## INSTRUCTION
Render every line of the records below as a Markdown table with the columns "No." and "Entry," numbering each row and skipping blank lines. Leave out the pictures.

## EXTRACTED RECORDS
================

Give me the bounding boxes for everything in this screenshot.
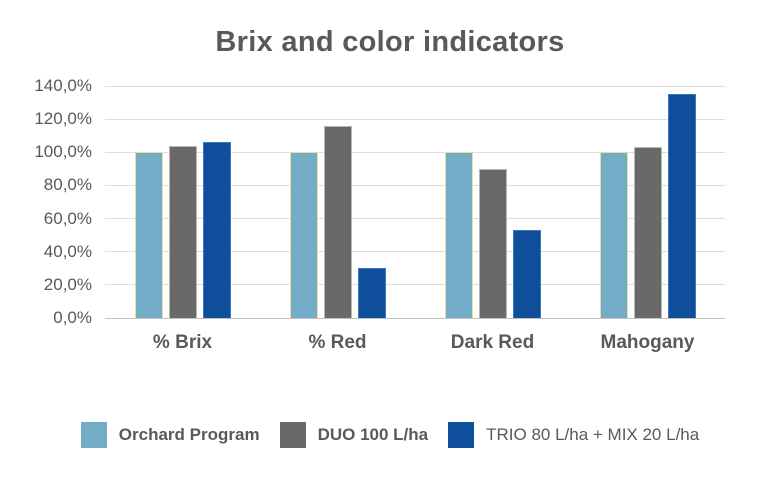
bar [599,152,628,318]
legend: Orchard Program DUO 100 L/ha TRIO 80 L/ha … [0,422,780,448]
bar [289,152,318,318]
bar [512,230,541,318]
gridline [105,85,725,87]
legend-label: TRIO 80 L/ha + MIX 20 L/ha [486,425,700,444]
legend-label: DUO 100 L/ha [317,425,429,444]
gridline [105,284,725,286]
x-axis: % Brix % Red Dark Red Mahogany [105,332,725,354]
y-axis-tick-label: 40,0% [43,241,92,261]
y-axis-tick-label: 140,0% [34,76,92,95]
plot-area [105,85,725,319]
bar [134,152,163,318]
x-axis-category-label: Dark Red [450,332,535,353]
gridline [105,218,725,220]
legend-swatch [448,422,475,448]
legend-item: DUO 100 L/ha [279,422,429,448]
x-axis-category-label: % Brix [152,332,213,353]
bar-group [105,86,260,318]
bar-group [570,86,725,318]
y-axis-tick-label: 80,0% [43,175,92,195]
gridline [105,251,725,253]
bar [633,147,662,318]
bar-groups [105,86,725,318]
bar [357,268,386,318]
y-axis: 0,0% 20,0% 40,0% 60,0% 80,0% 100,0% 120,0% 140,… [0,76,92,327]
y-axis-tick-label: 20,0% [43,274,92,294]
legend-item: Orchard Program [80,422,260,448]
x-axis-category-label: Mahogany [600,332,695,353]
bar [444,152,473,318]
gridline [105,184,725,186]
bar [202,142,231,318]
legend-swatch [80,422,107,448]
legend-label: Orchard Program [118,425,260,444]
chart-title: Brix and color indicators [215,26,565,58]
legend-item: TRIO 80 L/ha + MIX 20 L/ha [448,422,699,448]
legend-swatch [279,422,306,448]
bar [667,94,696,318]
y-axis-tick-label: 0,0% [53,308,92,327]
gridline [105,151,725,153]
gridline [105,317,725,319]
y-axis-tick-label: 60,0% [43,208,92,228]
bar [168,145,197,318]
bar [323,125,352,318]
bar [478,168,507,318]
gridline [105,118,725,120]
y-axis-tick-label: 100,0% [34,142,92,162]
y-axis-tick-label: 120,0% [34,109,92,129]
bar-group [260,86,415,318]
bar-group [415,86,570,318]
x-axis-category-label: % Red [308,332,367,353]
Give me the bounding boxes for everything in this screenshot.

================

## WORKED SOLUTION
| No. | Entry |
|---|---|
| 1 | Give me the bounding boxes for everything in this screenshot. |
| 2 | bar [599,152,628,318] |
| 3 | legend: Orchard Program DUO 100 L/ha TRIO 80 L/ha … [0,422,780,448] |
| 4 | bar [289,152,318,318] |
| 5 | bar [512,230,541,318] |
| 6 | gridline [105,85,725,87] |
| 7 | legend-label: TRIO 80 L/ha + MIX 20 L/ha [486,425,700,444] |
| 8 | legend-label: DUO 100 L/ha [317,425,429,444] |
| 9 | gridline [105,284,725,286] |
| 10 | x-axis: % Brix % Red Dark Red Mahogany [105,332,725,354] |
| 11 | y-axis-tick-label: 40,0% [43,241,92,261] |
| 12 | y-axis-tick-label: 140,0% [34,76,92,95] |
| 13 | plot-area [105,85,725,319] |
| 14 | bar [134,152,163,318] |
| 15 | x-axis-category-label: Dark Red [450,332,535,353] |
| 16 | gridline [105,218,725,220] |
| 17 | legend-swatch [448,422,475,448] |
| 18 | legend-item: DUO 100 L/ha [279,422,429,448] |
| 19 | x-axis-category-label: % Brix [152,332,213,353] |
| 20 | bar-group [105,86,260,318] |
| 21 | bar-group [570,86,725,318] |
| 22 | y-axis-tick-label: 80,0% [43,175,92,195] |
| 23 | gridline [105,251,725,253] |
| 24 | bar [633,147,662,318] |
| 25 | bar-groups [105,86,725,318] |
| 26 | bar [357,268,386,318] |
| 27 | y-axis: 0,0% 20,0% 40,0% 60,0% 80,0% 100,0% 120,0% 140,… [0,76,92,327] |
| 28 | y-axis-tick-label: 20,0% [43,274,92,294] |
| 29 | legend-item: Orchard Program [80,422,260,448] |
| 30 | x-axis-category-label: Mahogany [600,332,695,353] |
| 31 | bar [444,152,473,318] |
| 32 | gridline [105,184,725,186] |
| 33 | bar [202,142,231,318] |
| 34 | legend-swatch [80,422,107,448] |
| 35 | legend-label: Orchard Program [118,425,260,444] |
| 36 | chart-title: Brix and color indicators [215,26,565,58] |
| 37 | legend-item: TRIO 80 L/ha + MIX 20 L/ha [448,422,699,448] |
| 38 | legend-swatch [279,422,306,448] |
| 39 | bar [667,94,696,318] |
| 40 | y-axis-tick-label: 0,0% [53,308,92,327] |
| 41 | gridline [105,151,725,153] |
| 42 | gridline [105,317,725,319] |
| 43 | y-axis-tick-label: 60,0% [43,208,92,228] |
| 44 | bar [168,145,197,318] |
| 45 | bar [323,125,352,318] |
| 46 | bar [478,168,507,318] |
| 47 | gridline [105,118,725,120] |
| 48 | y-axis-tick-label: 100,0% [34,142,92,162] |
| 49 | y-axis-tick-label: 120,0% [34,109,92,129] |
| 50 | bar-group [260,86,415,318] |
| 51 | bar-group [415,86,570,318] |
| 52 | x-axis-category-label: % Red [308,332,367,353] |
| 53 | Give me the bounding boxes for everything in this screenshot. |